── Listing

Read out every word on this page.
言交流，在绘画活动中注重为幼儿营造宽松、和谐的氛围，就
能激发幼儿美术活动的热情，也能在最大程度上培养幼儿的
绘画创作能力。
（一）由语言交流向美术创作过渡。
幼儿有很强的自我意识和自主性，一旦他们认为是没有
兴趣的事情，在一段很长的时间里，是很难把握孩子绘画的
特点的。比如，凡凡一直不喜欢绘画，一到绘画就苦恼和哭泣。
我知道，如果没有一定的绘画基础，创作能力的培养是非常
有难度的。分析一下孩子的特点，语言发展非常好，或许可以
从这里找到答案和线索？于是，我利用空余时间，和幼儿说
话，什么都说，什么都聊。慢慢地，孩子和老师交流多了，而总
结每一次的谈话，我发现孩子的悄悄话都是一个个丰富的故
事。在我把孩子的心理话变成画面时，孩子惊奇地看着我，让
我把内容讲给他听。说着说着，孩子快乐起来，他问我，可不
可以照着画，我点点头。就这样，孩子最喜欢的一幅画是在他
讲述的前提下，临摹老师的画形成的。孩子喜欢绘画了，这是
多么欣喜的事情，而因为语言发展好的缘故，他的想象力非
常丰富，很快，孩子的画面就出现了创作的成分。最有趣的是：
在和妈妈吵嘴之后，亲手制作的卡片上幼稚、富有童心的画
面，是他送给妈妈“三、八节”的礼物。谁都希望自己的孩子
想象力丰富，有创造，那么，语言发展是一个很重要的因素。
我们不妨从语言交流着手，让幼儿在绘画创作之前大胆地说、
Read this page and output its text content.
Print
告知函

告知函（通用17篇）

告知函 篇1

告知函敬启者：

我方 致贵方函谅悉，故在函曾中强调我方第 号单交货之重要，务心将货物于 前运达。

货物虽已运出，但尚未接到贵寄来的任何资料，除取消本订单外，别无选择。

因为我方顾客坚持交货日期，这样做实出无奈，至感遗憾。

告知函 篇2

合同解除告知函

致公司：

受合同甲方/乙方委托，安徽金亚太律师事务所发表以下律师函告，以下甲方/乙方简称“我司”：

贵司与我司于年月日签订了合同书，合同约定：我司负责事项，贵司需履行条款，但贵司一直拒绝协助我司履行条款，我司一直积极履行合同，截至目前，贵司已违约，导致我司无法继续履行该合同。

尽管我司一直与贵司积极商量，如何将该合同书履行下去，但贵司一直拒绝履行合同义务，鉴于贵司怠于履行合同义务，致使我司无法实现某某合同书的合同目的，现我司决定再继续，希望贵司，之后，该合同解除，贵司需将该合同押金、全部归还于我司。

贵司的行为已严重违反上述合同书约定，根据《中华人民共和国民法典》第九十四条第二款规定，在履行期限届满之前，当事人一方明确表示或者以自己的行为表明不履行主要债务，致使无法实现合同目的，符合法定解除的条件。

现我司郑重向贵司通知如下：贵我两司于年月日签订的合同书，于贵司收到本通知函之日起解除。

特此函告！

────

Exercise requirements. Using the data above, print every record exactly as shown.

In response.
Read out every word on this page.
言交流，在绘画活动中注重为幼儿营造宽松、和谐的氛围，就
能激发幼儿美术活动的热情，也能在最大程度上培养幼儿的
绘画创作能力。
（一）由语言交流向美术创作过渡。
幼儿有很强的自我意识和自主性，一旦他们认为是没有
兴趣的事情，在一段很长的时间里，是很难把握孩子绘画的
特点的。比如，凡凡一直不喜欢绘画，一到绘画就苦恼和哭泣。
我知道，如果没有一定的绘画基础，创作能力的培养是非常
有难度的。分析一下孩子的特点，语言发展非常好，或许可以
从这里找到答案和线索？于是，我利用空余时间，和幼儿说
话，什么都说，什么都聊。慢慢地，孩子和老师交流多了，而总
结每一次的谈话，我发现孩子的悄悄话都是一个个丰富的故
事。在我把孩子的心理话变成画面时，孩子惊奇地看着我，让
我把内容讲给他听。说着说着，孩子快乐起来，他问我，可不
可以照着画，我点点头。就这样，孩子最喜欢的一幅画是在他
讲述的前提下，临摹老师的画形成的。孩子喜欢绘画了，这是
多么欣喜的事情，而因为语言发展好的缘故，他的想象力非
常丰富，很快，孩子的画面就出现了创作的成分。最有趣的是：
在和妈妈吵嘴之后，亲手制作的卡片上幼稚、富有童心的画
面，是他送给妈妈“三、八节”的礼物。谁都希望自己的孩子
想象力丰富，有创造，那么，语言发展是一个很重要的因素。
我们不妨从语言交流着手，让幼儿在绘画创作之前大胆地说、
Read this page and output its text content.
Print
告知函

告知函（通用17篇）

告知函 篇1

告知函敬启者：

我方 致贵方函谅悉，故在函曾中强调我方第 号单交货之重要，务心将货物于 前运达。

货物虽已运出，但尚未接到贵寄来的任何资料，除取消本订单外，别无选择。

因为我方顾客坚持交货日期，这样做实出无奈，至感遗憾。

告知函 篇2

合同解除告知函

致公司：

受合同甲方/乙方委托，安徽金亚太律师事务所发表以下律师函告，以下甲方/乙方简称“我司”：

贵司与我司于年月日签订了合同书，合同约定：我司负责事项，贵司需履行条款，但贵司一直拒绝协助我司履行条款，我司一直积极履行合同，截至目前，贵司已违约，导致我司无法继续履行该合同。

尽管我司一直与贵司积极商量，如何将该合同书履行下去，但贵司一直拒绝履行合同义务，鉴于贵司怠于履行合同义务，致使我司无法实现某某合同书的合同目的，现我司决定再继续，希望贵司，之后，该合同解除，贵司需将该合同押金、全部归还于我司。

贵司的行为已严重违反上述合同书约定，根据《中华人民共和国民法典》第九十四条第二款规定，在履行期限届满之前，当事人一方明确表示或者以自己的行为表明不履行主要债务，致使无法实现合同目的，符合法定解除的条件。

现我司郑重向贵司通知如下：贵我两司于年月日签订的合同书，于贵司收到本通知函之日起解除。

特此函告！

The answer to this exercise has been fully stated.